**Exercise goal:**
Return the records in full, exactly as given.

________

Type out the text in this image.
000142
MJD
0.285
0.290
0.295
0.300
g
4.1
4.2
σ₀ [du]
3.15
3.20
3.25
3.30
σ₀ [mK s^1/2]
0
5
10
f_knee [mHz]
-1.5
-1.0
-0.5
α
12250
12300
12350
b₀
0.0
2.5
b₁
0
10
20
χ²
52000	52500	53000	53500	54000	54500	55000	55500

________

**Result of the task:**
Type out the text in this image.
000142
MJD
0.285
0.290
0.295
0.300
g
4.1
4.2
σ₀ [du]
3.15
3.20
3.25
3.30
σ₀ [mK s^1/2]
0
5
10
f_knee [mHz]
-1.5
-1.0
-0.5
α
12250
12300
12350
b₀
0.0
2.5
b₁
0
10
20
χ²
52000	52500	53000	53500	54000	54500	55000	55500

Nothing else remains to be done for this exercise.